== READING PASSAGE ==
— Start —

Church — DVM, MBA, University of Guelph, and founder of Central Dairy Solutions — spent years as a dairy vet before shifting his focus to farm finance. “I always just figured, as long as we could make more milk, we could make the farm more money,” he told Farmtario. “And that’s about as deep as we’d usually go. And unfortunately, that’s as deep as most of the producers go.” His courses walk Ontario dairies through their quota ranges, from 40 kg to 1,200 kg, using metrics such as operating expense ratio, EBITDA per kilogram of quota, and debt‑service coverage.
Are You Running a Dairy, a Crop Farm — or Both Without Knowing It?
The Terpstra family milks about 420 cows near Brussels, Ontario. Joe farms with his wife Barb, daughter Emily, and son Cole. Joe and Emily both took Church’s course as part of their succession planning. According to Farmtario, the family has moved to monthly financial reviews, with Emily now managing the books.

It’s exactly the kind of operation where Church’s framework — splitting dairy EBITDA from crop EBITDA — can reveal whether the cows are actually carrying their own weight or riding on crop margins.

— End —

Element location listings
— Start —

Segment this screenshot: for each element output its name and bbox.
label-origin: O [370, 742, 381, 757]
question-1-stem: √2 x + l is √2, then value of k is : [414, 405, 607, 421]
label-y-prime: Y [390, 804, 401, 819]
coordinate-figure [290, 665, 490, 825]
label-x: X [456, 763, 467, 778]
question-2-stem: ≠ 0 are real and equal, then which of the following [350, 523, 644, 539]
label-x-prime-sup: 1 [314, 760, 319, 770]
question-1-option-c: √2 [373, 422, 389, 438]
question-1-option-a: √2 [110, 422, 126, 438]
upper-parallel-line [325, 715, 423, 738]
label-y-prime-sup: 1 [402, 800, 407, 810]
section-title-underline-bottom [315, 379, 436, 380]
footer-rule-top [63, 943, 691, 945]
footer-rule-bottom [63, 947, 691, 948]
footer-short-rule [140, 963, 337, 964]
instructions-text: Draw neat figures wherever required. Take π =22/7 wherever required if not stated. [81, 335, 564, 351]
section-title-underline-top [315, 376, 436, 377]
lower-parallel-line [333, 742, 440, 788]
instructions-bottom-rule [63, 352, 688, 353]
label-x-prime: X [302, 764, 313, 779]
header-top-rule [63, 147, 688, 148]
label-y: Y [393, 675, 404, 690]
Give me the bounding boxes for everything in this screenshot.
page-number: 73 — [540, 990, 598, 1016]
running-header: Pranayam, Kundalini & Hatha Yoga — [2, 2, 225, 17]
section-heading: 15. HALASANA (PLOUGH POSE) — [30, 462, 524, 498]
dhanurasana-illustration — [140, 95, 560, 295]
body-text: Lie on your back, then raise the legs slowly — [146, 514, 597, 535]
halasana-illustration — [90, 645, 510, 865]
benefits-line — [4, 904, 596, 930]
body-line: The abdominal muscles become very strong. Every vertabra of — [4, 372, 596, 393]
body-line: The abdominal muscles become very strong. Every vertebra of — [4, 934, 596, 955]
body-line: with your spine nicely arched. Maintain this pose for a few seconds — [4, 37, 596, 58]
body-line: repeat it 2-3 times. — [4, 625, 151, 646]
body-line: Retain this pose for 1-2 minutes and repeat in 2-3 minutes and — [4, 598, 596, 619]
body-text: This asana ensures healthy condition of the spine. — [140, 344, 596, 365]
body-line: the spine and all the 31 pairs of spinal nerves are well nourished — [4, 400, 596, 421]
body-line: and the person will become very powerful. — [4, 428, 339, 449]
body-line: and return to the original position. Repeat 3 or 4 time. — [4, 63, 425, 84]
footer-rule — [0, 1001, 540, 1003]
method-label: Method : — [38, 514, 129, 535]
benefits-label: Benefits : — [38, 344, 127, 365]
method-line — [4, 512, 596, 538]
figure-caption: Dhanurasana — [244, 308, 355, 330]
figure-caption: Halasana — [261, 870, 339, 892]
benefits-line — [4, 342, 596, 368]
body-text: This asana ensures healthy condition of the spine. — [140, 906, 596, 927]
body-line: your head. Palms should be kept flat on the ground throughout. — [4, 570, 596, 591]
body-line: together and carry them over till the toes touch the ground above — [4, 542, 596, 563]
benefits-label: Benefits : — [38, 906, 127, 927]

— End —

Please write what comes next in the dairy finance article, picking up after its final sentence. The items above stand apart from the dairy finance article.

== RESULT FOR THIS TASK ==
“Maybe you’re a really excellent cash cropper and not a great dairy farmer.”
— Chris Church, Central Dairy Solutions, Farmtario, August 2025
A lot of farms have never actually separated the financial performance of their dairy from that of their cropping operation. Milk and corn live in the same line on the spreadsheet. As long as the overall farm makes the payment, nobody digs deeper.
But when grain prices drop or weather punches your yields, that cross‑subsidy disappears. The dairy suddenly has to stand on its own. If it can’t, that’s when the bank meeting gets tense. And if your dairy numbers and your crop numbers live in the same line — while you’ve also got leveraged quota in the mix — you might be using crop profits to service a dairy business that, on its own, is financing a negative‑carry asset.
The Succession Collision
This is where the Metske ruling, the quota cap, and the interest rate environment crash into each other.
Most Ontario successions assume the next generation will take over quota — structured as a sale, a gradual buy‑in, or a gift with a vendor take‑back. However you paper it, the incoming operator still has to cash‑flow the debt tied to that quota on their own balance sheet.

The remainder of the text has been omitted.